Stored entries:
*-*-*

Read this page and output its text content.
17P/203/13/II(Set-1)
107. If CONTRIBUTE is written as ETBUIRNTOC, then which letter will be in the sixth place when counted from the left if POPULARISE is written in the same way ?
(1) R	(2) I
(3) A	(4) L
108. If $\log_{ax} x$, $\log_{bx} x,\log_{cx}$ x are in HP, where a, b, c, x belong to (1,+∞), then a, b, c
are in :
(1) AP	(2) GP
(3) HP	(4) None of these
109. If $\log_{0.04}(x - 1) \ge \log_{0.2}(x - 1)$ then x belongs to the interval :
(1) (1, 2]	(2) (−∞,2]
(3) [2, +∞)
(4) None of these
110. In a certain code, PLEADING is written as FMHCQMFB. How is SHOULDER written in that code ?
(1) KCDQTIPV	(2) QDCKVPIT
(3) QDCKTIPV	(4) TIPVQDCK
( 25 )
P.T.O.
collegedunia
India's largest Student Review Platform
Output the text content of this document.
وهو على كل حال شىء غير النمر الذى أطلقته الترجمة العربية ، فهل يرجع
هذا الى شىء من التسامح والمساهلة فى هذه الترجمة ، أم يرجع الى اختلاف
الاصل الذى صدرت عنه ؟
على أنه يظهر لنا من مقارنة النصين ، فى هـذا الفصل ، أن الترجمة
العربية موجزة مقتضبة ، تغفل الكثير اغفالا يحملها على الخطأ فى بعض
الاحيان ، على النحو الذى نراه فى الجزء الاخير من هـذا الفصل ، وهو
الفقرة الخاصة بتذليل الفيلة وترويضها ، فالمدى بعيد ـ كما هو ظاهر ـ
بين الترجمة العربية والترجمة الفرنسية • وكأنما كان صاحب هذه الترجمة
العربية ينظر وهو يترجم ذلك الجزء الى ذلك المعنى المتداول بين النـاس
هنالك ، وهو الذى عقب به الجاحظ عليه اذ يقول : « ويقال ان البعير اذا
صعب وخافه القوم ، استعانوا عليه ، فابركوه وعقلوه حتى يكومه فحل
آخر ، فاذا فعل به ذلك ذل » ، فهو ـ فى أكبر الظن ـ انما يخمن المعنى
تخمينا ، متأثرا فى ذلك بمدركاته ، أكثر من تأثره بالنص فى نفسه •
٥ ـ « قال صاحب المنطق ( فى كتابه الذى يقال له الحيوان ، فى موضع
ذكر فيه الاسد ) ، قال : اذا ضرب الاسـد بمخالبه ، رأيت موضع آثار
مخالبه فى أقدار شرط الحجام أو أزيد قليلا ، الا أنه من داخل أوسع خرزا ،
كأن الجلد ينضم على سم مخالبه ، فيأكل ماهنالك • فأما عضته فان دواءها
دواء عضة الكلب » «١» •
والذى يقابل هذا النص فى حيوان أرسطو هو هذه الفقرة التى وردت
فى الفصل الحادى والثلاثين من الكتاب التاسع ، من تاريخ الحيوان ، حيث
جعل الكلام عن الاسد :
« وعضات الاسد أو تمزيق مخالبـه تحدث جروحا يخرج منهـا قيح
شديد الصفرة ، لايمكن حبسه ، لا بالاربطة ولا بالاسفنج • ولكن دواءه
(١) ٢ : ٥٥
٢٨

*-*-*

Given task => Go through the listing above and list every line that has the word "written".

Result for this task =>
107. If CONTRIBUTE is written as ETBUIRNTOC, then which letter will be in the sixth place when counted from the left if POPULARISE is written in the same way ?
110. In a certain code, PLEADING is written as FMHCQMFB. How is SHOULDER written in that code ?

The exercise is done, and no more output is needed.